#### [Task directions]
Copy all the entries below exactly, but not the pictures.

#### [Exercise material]

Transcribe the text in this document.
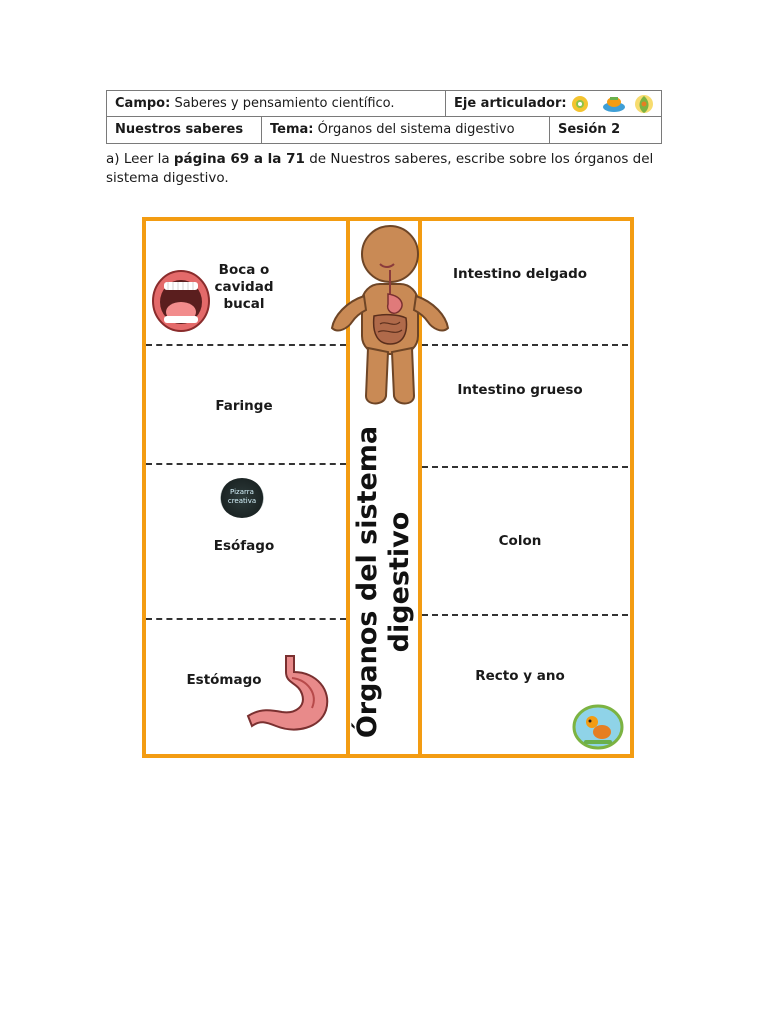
Campo: Saberes y pensamiento científico.	Eje articulador:
Nuestros saberes	Tema: Órganos del sistema digestivo	Sesión 2
a) Leer la página 69 a la 71 de Nuestros saberes, escribe sobre los órganos del sistema digestivo.
Boca o cavidad bucal
Faringe
Esófago
Estómago
Intestino delgado
Intestino grueso
Colon
Recto y ano
Órganos del sistema digestivo
Pizarra creativa
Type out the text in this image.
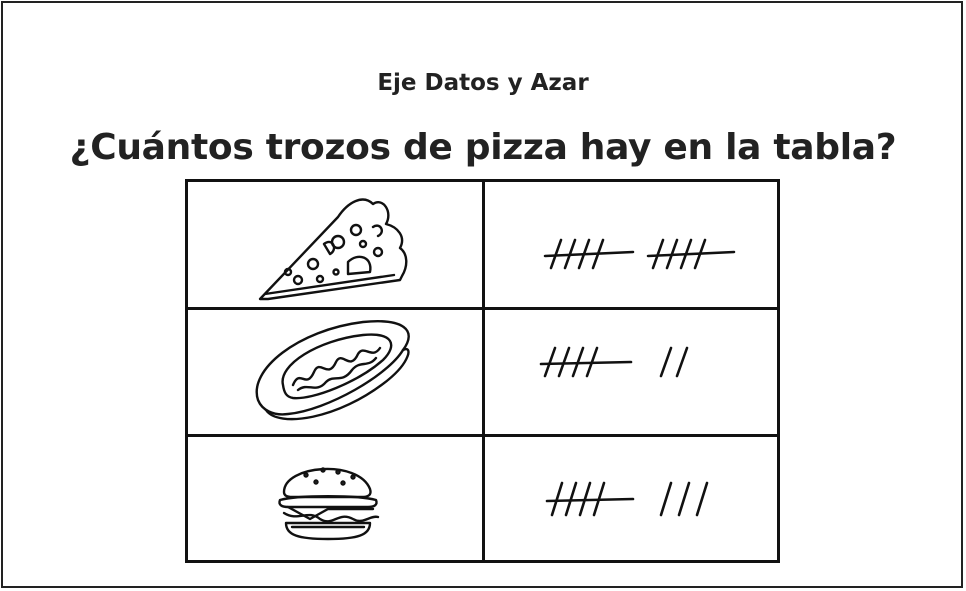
Eje Datos y Azar
¿Cuántos trozos de pizza hay en la tabla?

#### [Result of the task]
Transcribe the text in this document.
Campo: Saberes y pensamiento científico.	Eje articulador:
Nuestros saberes	Tema: Órganos del sistema digestivo	Sesión 2
a) Leer la página 69 a la 71 de Nuestros saberes, escribe sobre los órganos del sistema digestivo.
Boca o cavidad bucal
Faringe
Esófago
Estómago
Intestino delgado
Intestino grueso
Colon
Recto y ano
Órganos del sistema digestivo
Pizarra creativa
Type out the text in this image.
Eje Datos y Azar
¿Cuántos trozos de pizza hay en la tabla?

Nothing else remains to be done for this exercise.